Required tasks -
A - Do the following statements agree with the passage on colonial street names in Abidjan? Answer yes or no for each and quote the words of the passage that decide it. (i) Thirty years ago, Alpha Blondy gave the Giscard d'Estaing Boulevard the name "Boulevard de la Mort." (ii) Félix Houphouët-Boigny named a bridge in Abidjan after himself. (iii) Félix Houphouët-Boigny has a boulevard named after him in mainland France.
B - Please copy word for word the section of the passage on colonial street names in Abidjan from "The news has" to "de Gaulle Bridge.".

Passage provided -
- - - - - - -

A man walks past the statue of the last colonial governor of Côte d'Ivoire, André Gaston Latrille (1942-1947), in the residential district of Cocody in Abidjan on June 17, 2020. (Photo Issouf SANOGO / AFP)
A man walks past the statue of the last colonial governor of Côte d'Ivoire, André Gaston Latrille (1942-1947), in the residential district of Cocody in Abidjan on June 17, 2020. (Photo Issouf SANOGO / AFP)

The scenes from Minneapolis have been beamed across the entire world. Above all, it has exposed, or rather, encapsulated, a major part of Western history. Certainly, Georges Floyd’s painful last words—“I can’t breathe”—could just as easily have been uttered by an African slave, tied up in the hold of a ship on its way to colonial America, two centuries ago. And it could also be true of those a short time later, during the European colonization of Africa, who were subjected to forced labor, sweating blood and tears to build the Congo-Ocean railway line.

The news has also spread in Africa, particularly in Abidjan, Côte d’Ivoire, where young people, no doubt feeling that these events resonate with the country’s long colonial history of violence and domination, took it upon themselves to rename a famous boulevard in its economic capital. Its name is the Giscard d’Estaing Boulevard. Thirty years ago, Alpha Blondy, a famous Ivorian artist, renamed it the “Boulevard de la Mort” (Boulevard of Death) because some pedestrians who dared to cross it had been run over.

It is clearly quite surprising that, in 2020, the name of a French president is still being honored in this way, in what used to be the “jewel of French West Africa.” And it is even more astonishing to note two other equally famous names: François Mitterrand Avenue and the Charles de Gaulle Bridge.

 

Abidjan: Félix Houphouët-Boigny pays homage to three French presidents

To better understand this issue of colonial memory, it is important to know that these honors were bestowed upon the three French presidents by the man who, for more than thirty years, reigned over Côte d’Ivoire: Félix Houphouët-Boigny. It should also be noted that he named another bridge in Abidjan after himself but, interestingly enough, he was not honored with one of his own streets, avenues or boulevards in mainland France.

- - - - - - -

Dataset entries -
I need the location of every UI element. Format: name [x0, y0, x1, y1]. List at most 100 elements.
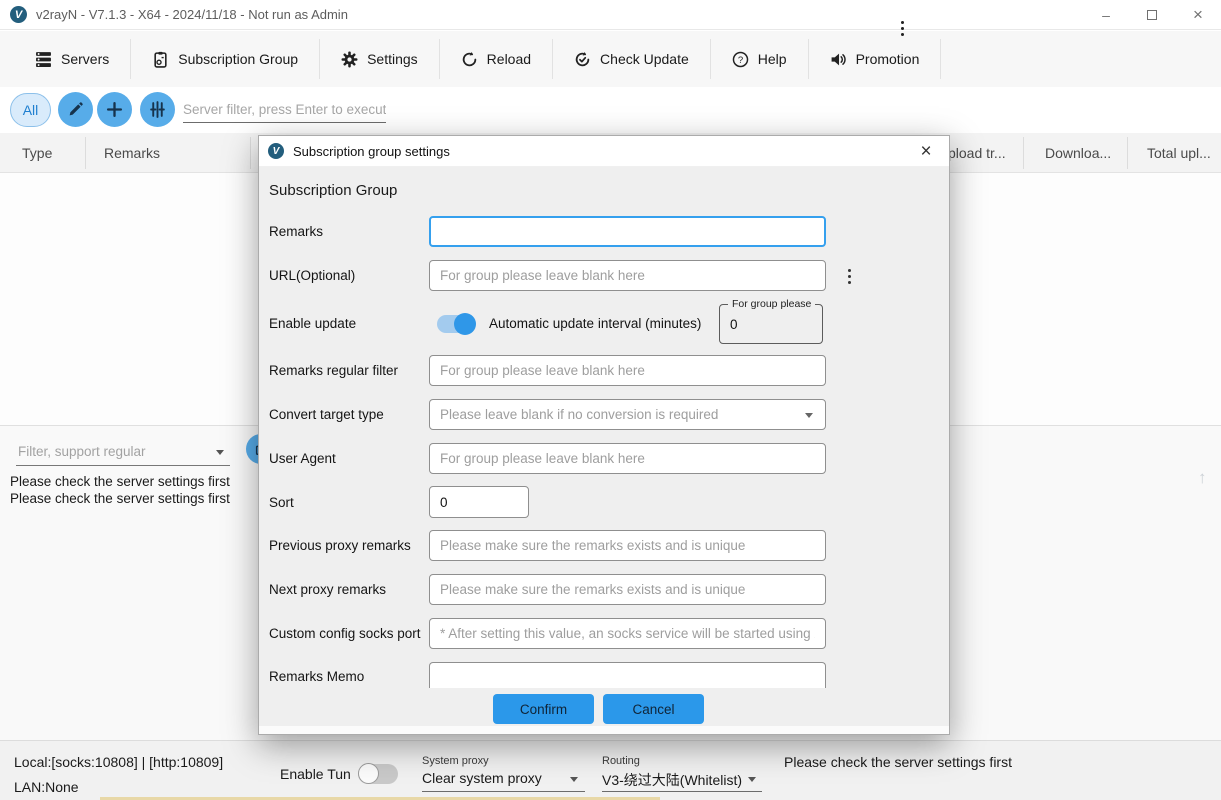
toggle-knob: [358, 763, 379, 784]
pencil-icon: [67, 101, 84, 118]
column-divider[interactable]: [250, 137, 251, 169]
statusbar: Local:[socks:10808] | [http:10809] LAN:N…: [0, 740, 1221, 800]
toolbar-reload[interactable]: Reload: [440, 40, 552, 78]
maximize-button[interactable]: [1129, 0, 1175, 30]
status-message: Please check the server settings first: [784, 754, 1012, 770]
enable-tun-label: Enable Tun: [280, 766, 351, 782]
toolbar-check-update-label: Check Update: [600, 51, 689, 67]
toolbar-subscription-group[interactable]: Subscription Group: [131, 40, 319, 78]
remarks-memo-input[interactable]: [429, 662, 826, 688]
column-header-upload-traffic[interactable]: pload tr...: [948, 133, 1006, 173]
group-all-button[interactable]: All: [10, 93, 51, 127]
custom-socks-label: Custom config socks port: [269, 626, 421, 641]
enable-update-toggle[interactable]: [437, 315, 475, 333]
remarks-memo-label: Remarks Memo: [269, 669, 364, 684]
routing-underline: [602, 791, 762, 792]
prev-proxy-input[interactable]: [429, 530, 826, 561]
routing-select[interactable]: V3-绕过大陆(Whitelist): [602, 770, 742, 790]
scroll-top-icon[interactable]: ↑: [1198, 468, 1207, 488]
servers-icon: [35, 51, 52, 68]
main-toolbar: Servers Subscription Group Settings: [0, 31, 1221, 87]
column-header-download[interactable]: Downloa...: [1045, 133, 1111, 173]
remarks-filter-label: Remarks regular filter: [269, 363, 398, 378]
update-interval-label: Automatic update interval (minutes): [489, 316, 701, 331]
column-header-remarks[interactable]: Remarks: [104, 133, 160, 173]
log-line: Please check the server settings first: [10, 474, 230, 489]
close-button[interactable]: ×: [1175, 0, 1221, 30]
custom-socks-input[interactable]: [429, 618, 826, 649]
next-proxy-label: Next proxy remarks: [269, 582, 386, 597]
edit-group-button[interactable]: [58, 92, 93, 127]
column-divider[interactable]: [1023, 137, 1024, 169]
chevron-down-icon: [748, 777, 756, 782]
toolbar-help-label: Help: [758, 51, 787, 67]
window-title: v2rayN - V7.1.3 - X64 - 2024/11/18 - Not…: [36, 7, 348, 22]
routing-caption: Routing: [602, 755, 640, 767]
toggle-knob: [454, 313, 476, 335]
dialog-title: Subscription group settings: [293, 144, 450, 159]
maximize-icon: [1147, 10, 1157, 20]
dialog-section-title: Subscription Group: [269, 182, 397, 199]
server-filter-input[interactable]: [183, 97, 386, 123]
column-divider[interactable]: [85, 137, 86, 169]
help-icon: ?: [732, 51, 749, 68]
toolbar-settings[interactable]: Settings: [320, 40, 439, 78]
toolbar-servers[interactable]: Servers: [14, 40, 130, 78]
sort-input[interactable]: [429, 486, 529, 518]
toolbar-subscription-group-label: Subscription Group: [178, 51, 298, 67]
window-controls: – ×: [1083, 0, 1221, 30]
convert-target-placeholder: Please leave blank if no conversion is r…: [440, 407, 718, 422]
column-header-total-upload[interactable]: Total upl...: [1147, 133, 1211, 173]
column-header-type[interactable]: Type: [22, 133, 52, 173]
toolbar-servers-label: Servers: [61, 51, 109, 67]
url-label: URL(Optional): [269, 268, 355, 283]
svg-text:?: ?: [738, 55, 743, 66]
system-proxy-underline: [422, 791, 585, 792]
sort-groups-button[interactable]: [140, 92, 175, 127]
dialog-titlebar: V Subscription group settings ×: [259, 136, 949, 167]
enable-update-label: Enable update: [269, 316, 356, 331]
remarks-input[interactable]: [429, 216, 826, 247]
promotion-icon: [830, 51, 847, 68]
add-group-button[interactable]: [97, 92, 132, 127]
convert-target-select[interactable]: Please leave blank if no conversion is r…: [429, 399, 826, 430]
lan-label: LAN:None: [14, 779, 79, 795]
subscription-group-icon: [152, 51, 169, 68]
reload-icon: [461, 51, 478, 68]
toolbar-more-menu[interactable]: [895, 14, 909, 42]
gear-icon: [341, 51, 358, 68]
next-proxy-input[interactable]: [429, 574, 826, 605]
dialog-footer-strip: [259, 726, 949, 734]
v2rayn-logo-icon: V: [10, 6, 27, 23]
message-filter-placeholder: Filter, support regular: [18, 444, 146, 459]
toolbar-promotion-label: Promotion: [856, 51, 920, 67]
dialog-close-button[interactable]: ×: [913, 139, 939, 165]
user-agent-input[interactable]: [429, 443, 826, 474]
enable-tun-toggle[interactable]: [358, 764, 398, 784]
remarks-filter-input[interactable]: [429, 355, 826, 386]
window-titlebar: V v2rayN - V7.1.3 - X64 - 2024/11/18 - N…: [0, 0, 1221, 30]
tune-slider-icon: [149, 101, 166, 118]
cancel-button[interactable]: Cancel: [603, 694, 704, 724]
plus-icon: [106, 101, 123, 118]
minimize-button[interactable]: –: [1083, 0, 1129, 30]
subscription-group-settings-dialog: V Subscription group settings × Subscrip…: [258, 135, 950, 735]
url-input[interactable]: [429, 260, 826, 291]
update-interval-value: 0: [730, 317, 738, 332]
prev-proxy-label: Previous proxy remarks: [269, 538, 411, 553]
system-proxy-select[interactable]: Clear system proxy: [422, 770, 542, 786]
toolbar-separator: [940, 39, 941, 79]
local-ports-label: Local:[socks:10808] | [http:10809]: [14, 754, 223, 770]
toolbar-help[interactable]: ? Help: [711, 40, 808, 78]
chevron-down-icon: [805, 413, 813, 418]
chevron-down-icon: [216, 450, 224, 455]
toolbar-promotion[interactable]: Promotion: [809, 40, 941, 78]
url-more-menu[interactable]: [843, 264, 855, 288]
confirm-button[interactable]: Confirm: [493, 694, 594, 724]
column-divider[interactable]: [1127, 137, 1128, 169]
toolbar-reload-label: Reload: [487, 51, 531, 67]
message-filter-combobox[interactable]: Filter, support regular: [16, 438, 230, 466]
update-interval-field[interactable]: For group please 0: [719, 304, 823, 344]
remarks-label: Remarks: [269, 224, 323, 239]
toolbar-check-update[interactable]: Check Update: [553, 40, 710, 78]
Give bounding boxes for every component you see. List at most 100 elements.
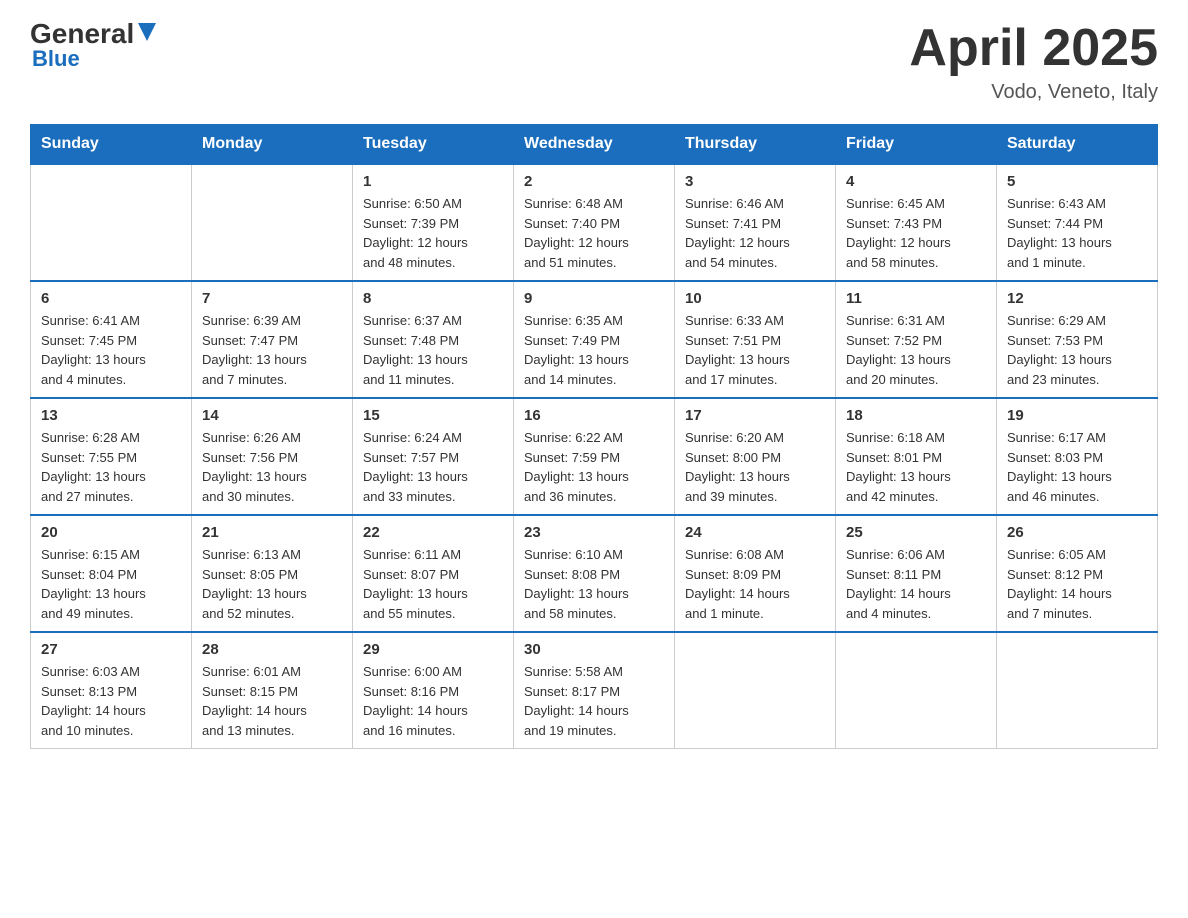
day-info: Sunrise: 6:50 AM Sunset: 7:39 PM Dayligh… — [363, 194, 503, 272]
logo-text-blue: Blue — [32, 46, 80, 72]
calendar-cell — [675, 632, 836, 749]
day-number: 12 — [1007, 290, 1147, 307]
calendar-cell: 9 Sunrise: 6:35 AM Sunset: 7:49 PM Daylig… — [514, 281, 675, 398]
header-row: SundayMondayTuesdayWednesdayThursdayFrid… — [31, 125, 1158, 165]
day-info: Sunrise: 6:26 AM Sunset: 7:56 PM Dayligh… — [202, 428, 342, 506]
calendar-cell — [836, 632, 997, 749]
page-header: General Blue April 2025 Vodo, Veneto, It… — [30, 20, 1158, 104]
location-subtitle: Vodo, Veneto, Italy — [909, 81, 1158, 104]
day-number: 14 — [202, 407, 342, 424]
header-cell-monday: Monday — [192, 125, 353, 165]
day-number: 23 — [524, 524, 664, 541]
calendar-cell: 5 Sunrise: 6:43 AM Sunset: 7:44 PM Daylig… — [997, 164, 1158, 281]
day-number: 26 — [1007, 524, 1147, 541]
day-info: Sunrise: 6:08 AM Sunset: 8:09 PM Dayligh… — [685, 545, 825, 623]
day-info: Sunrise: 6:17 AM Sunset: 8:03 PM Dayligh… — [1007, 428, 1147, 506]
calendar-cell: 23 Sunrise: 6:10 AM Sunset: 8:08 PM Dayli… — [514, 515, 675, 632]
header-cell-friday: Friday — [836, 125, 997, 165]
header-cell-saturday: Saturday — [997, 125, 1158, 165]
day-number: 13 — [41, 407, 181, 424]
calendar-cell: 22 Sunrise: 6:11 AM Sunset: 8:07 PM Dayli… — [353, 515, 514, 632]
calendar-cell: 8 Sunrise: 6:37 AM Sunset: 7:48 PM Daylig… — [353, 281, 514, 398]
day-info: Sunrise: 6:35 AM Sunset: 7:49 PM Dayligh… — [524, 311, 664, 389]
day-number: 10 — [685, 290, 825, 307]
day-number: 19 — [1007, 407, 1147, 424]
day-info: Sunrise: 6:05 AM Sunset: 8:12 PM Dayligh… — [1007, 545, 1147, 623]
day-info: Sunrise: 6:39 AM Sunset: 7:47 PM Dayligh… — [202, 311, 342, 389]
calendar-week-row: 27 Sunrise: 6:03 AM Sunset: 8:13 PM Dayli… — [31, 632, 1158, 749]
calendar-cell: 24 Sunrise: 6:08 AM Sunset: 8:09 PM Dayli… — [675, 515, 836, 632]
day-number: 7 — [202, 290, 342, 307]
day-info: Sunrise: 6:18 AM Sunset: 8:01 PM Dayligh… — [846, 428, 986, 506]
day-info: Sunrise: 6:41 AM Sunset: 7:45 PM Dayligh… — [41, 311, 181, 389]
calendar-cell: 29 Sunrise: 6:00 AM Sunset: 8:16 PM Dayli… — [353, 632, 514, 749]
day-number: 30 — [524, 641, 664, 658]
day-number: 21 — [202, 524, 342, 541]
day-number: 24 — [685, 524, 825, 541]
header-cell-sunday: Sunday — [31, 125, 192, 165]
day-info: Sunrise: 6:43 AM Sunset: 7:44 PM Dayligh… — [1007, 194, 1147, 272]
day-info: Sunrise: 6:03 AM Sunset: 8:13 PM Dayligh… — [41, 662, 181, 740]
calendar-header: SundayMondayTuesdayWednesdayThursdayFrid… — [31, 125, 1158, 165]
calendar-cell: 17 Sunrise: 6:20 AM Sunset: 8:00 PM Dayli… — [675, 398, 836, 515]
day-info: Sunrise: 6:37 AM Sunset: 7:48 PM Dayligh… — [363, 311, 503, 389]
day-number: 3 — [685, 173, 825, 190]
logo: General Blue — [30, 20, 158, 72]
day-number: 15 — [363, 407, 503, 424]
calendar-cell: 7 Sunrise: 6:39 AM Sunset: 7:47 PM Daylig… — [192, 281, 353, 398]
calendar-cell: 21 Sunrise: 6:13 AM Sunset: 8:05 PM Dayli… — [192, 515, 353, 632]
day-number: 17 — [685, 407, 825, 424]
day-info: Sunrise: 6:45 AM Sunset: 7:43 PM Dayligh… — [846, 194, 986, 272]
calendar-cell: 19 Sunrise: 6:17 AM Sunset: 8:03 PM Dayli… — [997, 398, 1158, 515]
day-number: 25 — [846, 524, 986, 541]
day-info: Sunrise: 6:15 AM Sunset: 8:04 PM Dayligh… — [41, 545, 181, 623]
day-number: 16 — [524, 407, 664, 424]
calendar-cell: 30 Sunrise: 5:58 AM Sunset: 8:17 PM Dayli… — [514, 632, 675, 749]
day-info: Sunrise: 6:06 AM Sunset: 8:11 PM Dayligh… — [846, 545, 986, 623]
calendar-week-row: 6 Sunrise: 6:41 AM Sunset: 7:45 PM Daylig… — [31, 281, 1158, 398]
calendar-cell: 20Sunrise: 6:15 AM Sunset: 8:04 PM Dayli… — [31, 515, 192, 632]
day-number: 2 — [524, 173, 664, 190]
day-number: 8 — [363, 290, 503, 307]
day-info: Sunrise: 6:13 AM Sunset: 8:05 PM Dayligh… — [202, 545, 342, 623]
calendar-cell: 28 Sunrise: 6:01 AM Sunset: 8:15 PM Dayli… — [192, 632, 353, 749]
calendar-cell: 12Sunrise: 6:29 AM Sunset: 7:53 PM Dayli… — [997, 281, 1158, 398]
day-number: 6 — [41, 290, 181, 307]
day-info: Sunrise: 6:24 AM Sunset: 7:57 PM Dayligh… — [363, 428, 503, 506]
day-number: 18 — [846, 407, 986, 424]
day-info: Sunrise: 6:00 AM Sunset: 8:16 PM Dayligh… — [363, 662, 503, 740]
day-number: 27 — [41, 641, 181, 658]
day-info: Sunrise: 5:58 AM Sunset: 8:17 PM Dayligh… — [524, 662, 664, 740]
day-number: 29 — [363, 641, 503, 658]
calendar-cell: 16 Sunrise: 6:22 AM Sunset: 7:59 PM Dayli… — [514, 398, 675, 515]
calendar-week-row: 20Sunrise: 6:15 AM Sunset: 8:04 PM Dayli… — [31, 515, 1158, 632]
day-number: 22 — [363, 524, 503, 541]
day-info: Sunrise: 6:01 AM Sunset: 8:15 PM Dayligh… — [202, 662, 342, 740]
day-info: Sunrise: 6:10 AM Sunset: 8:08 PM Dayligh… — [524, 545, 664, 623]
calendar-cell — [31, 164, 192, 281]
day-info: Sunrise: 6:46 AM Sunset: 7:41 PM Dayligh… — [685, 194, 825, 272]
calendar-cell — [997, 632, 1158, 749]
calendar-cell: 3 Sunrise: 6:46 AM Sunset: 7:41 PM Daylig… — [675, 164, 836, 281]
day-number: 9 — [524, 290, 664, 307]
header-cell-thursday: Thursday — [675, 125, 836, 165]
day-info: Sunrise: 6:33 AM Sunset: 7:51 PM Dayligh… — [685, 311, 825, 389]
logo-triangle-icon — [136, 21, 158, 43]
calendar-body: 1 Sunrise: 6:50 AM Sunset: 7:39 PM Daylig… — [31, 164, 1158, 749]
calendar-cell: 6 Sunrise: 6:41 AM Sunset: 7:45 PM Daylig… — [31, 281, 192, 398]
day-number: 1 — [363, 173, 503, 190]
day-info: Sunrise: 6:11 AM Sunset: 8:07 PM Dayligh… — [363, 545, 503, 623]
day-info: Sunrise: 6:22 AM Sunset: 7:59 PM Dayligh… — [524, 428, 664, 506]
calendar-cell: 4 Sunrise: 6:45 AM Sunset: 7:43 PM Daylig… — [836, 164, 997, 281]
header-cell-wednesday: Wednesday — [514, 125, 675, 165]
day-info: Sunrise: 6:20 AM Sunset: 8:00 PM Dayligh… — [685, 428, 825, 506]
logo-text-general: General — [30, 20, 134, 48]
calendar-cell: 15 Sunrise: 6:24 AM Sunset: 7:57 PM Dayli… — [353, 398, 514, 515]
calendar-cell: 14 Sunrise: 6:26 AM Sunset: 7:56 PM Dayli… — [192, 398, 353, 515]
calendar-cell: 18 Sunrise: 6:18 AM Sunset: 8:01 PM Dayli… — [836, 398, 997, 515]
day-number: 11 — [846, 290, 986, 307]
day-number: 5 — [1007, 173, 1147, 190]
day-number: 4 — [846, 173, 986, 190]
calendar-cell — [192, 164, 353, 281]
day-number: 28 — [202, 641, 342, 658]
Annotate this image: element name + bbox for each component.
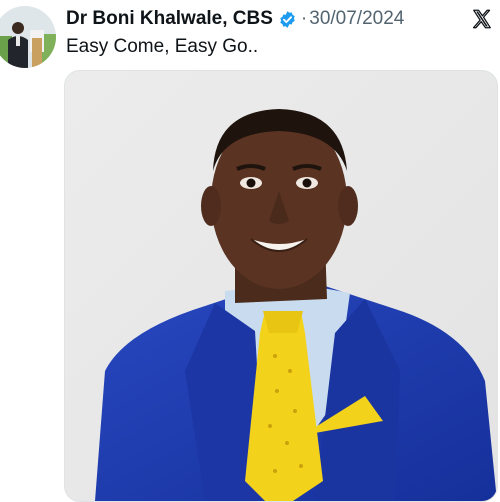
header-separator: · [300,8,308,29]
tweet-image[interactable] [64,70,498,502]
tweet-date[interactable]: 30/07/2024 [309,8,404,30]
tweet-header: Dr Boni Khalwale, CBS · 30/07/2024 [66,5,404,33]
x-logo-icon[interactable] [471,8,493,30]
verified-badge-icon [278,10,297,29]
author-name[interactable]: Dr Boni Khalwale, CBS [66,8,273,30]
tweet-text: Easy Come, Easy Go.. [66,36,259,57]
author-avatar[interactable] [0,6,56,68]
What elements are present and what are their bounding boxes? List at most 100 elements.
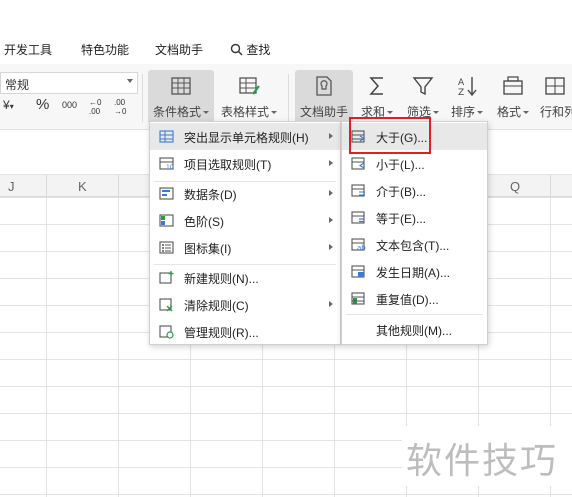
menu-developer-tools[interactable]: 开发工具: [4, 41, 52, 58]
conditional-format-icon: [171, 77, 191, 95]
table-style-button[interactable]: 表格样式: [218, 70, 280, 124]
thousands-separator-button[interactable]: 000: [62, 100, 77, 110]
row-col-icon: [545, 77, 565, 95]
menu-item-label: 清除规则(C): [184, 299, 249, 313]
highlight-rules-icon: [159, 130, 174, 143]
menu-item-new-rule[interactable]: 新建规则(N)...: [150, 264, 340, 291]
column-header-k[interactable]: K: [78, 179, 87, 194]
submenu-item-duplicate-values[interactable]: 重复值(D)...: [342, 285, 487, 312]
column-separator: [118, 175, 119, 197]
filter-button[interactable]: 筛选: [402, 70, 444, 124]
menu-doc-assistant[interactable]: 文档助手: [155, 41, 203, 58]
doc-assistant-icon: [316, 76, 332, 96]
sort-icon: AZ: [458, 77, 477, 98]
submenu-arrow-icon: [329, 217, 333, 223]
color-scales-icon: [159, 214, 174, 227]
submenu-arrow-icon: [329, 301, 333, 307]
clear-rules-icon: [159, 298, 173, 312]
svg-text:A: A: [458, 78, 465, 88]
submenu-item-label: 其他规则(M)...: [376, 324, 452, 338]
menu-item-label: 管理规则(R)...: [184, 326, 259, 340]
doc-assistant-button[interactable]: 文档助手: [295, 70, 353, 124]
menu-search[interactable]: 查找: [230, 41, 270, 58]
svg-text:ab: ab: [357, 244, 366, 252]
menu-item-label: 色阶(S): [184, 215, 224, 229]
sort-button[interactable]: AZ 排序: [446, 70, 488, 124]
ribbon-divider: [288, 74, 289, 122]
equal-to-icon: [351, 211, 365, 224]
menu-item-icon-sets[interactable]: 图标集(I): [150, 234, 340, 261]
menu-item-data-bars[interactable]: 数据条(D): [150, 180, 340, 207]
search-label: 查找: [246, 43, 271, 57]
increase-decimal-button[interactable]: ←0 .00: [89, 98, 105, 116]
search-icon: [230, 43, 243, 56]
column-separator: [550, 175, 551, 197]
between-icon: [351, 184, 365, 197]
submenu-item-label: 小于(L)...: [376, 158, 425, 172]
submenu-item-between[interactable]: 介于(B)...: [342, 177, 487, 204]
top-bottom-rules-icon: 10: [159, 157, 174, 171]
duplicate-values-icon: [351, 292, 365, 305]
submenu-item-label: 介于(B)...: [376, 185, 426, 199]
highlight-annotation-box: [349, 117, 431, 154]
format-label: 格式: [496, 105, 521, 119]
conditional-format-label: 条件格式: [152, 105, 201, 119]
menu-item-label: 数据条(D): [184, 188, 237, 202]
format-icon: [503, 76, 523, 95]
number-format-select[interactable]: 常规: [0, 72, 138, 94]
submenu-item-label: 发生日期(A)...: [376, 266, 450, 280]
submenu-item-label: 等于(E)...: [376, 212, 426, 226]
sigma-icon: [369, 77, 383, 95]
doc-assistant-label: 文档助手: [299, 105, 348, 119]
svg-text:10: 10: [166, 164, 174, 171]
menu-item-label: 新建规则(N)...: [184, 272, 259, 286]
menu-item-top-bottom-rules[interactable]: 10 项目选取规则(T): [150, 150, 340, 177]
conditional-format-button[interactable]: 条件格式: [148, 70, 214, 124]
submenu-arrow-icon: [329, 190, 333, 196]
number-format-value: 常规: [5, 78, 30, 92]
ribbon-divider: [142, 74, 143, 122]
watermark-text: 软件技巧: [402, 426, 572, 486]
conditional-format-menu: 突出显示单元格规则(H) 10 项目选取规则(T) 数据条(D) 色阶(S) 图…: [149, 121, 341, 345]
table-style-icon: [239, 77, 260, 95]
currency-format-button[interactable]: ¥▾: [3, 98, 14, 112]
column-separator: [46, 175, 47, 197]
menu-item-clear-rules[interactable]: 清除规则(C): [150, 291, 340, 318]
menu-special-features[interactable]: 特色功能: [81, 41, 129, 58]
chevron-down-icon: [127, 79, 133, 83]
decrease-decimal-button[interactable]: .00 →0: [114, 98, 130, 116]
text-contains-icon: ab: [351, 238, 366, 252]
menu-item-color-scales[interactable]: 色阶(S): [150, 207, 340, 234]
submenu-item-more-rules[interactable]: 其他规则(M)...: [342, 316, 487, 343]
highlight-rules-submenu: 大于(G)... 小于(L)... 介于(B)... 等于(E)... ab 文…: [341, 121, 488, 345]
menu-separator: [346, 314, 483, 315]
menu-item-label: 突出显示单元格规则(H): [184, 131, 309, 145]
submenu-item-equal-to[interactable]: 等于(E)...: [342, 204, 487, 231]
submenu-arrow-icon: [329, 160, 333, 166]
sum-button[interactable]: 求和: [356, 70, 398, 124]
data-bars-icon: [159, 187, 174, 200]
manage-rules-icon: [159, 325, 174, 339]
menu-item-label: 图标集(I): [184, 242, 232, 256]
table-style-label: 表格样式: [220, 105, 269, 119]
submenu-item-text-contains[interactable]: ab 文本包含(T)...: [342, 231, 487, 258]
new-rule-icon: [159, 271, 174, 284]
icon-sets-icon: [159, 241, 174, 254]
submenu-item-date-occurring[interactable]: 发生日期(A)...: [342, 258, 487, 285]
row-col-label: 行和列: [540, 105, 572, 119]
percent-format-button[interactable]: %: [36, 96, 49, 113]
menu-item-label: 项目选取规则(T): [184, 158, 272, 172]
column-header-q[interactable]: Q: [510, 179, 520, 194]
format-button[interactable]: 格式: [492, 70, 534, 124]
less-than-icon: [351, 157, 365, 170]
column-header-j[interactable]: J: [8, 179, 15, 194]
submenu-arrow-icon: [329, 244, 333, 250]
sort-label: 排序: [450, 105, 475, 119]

- - - - - - -

Answers to each task -
A -
(i) Yes: "Thirty years ago, Alpha Blondy, a famous Ivorian artist, renamed it the “Boulevard de la Mort”"
(ii) Yes: "he named another bridge in Abidjan after himself"
(iii) No: "he was not honored with one of his own streets, avenues or boulevards in mainland France"

B -
The news has also spread in Africa, particularly in Abidjan, Côte d’Ivoire, where young people, no doubt feeling that these events resonate with the country’s long colonial history of violence and domination, took it upon themselves to rename a famous boulevard in its economic capital. Its name is the Giscard d’Estaing Boulevard. Thirty years ago, Alpha Blondy, a famous Ivorian artist, renamed it the “Boulevard de la Mort” (Boulevard of Death) because some pedestrians who dared to cross it had been run over.

It is clearly quite surprising that, in 2020, the name of a French president is still being honored in this way, in what used to be the “jewel of French West Africa.” And it is even more astonishing to note two other equally famous names: François Mitterrand Avenue and the Charles de Gaulle Bridge.